▶ _Exercise directions_
Reproduce exactly the final portion of the data: every line from the one containing "What does this" through the last line, inclusive.

▶ _Data entries_
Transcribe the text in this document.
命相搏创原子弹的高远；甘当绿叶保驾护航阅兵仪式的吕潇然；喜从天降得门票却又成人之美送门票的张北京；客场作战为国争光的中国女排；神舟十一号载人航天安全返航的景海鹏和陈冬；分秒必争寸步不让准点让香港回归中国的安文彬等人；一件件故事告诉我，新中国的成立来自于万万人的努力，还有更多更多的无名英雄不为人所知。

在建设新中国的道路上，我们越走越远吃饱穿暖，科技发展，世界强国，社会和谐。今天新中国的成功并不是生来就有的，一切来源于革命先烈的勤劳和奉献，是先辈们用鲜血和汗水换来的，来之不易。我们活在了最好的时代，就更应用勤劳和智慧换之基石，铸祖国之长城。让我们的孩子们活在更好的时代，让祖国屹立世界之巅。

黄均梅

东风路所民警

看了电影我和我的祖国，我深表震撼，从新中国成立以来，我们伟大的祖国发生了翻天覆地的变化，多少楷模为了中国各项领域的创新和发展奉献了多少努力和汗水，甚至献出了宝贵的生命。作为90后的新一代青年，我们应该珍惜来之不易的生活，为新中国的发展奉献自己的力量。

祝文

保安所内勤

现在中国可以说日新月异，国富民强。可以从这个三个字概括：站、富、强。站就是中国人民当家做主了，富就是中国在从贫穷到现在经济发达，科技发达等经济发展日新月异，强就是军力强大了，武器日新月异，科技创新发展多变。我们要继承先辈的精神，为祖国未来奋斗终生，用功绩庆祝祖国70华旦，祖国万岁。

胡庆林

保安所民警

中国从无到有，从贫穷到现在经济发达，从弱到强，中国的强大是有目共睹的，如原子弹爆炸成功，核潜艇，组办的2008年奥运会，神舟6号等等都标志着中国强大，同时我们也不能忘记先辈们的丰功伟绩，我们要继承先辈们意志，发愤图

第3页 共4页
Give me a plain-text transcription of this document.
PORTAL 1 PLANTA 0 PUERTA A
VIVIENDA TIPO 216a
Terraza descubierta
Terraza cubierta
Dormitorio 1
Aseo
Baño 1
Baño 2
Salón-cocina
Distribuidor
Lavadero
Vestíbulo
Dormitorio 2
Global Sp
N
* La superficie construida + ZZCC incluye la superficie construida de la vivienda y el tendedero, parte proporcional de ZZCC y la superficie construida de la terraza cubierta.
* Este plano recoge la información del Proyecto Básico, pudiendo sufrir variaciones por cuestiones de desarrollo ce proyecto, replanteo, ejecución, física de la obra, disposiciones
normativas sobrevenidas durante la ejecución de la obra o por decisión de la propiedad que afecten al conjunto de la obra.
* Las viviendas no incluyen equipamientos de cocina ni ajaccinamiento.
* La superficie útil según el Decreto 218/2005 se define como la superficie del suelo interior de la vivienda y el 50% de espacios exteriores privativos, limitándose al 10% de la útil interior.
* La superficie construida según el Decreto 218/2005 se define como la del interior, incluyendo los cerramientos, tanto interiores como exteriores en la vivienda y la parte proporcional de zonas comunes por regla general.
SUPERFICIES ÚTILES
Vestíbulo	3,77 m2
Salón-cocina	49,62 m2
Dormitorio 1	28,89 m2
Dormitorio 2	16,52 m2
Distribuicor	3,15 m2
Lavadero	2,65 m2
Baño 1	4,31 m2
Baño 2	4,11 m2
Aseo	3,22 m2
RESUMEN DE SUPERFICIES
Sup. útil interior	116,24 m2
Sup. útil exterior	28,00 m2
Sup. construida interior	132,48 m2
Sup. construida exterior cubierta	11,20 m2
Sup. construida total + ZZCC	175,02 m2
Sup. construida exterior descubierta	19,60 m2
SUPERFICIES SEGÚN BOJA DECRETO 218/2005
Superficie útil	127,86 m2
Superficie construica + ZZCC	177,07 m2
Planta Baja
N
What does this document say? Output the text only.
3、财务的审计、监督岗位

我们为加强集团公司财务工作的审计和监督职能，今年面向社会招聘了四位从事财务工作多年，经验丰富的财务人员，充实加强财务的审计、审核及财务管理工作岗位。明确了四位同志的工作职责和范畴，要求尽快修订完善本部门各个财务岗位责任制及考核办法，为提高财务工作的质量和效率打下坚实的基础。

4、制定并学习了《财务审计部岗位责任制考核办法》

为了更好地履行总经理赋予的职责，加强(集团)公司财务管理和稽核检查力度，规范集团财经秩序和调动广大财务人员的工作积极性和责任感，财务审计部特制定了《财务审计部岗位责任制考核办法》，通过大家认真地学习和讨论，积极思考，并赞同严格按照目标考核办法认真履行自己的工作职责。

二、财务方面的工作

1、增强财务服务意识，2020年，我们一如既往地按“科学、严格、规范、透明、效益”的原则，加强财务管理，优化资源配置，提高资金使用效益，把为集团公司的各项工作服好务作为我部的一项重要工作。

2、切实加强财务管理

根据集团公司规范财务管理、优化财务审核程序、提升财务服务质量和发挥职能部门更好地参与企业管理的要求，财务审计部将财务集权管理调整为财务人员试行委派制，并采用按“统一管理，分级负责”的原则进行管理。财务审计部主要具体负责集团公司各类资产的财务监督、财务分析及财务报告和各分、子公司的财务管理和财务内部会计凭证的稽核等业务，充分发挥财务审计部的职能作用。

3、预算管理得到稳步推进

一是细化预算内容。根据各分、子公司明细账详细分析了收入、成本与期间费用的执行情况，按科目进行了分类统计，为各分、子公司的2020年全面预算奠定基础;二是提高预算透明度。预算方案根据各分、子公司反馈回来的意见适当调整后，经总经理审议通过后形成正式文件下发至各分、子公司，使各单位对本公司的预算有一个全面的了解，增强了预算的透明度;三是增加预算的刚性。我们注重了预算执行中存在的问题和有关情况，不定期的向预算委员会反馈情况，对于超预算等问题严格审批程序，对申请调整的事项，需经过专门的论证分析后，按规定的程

▶ _Complete answer_
What does this document say? Output the text only.
3、财务的审计、监督岗位

我们为加强集团公司财务工作的审计和监督职能，今年面向社会招聘了四位从事财务工作多年，经验丰富的财务人员，充实加强财务的审计、审核及财务管理工作岗位。明确了四位同志的工作职责和范畴，要求尽快修订完善本部门各个财务岗位责任制及考核办法，为提高财务工作的质量和效率打下坚实的基础。

4、制定并学习了《财务审计部岗位责任制考核办法》

为了更好地履行总经理赋予的职责，加强(集团)公司财务管理和稽核检查力度，规范集团财经秩序和调动广大财务人员的工作积极性和责任感，财务审计部特制定了《财务审计部岗位责任制考核办法》，通过大家认真地学习和讨论，积极思考，并赞同严格按照目标考核办法认真履行自己的工作职责。

二、财务方面的工作

1、增强财务服务意识，2020年，我们一如既往地按“科学、严格、规范、透明、效益”的原则，加强财务管理，优化资源配置，提高资金使用效益，把为集团公司的各项工作服好务作为我部的一项重要工作。

2、切实加强财务管理

根据集团公司规范财务管理、优化财务审核程序、提升财务服务质量和发挥职能部门更好地参与企业管理的要求，财务审计部将财务集权管理调整为财务人员试行委派制，并采用按“统一管理，分级负责”的原则进行管理。财务审计部主要具体负责集团公司各类资产的财务监督、财务分析及财务报告和各分、子公司的财务管理和财务内部会计凭证的稽核等业务，充分发挥财务审计部的职能作用。

3、预算管理得到稳步推进

一是细化预算内容。根据各分、子公司明细账详细分析了收入、成本与期间费用的执行情况，按科目进行了分类统计，为各分、子公司的2020年全面预算奠定基础;二是提高预算透明度。预算方案根据各分、子公司反馈回来的意见适当调整后，经总经理审议通过后形成正式文件下发至各分、子公司，使各单位对本公司的预算有一个全面的了解，增强了预算的透明度;三是增加预算的刚性。我们注重了预算执行中存在的问题和有关情况，不定期的向预算委员会反馈情况，对于超预算等问题严格审批程序，对申请调整的事项，需经过专门的论证分析后，按规定的程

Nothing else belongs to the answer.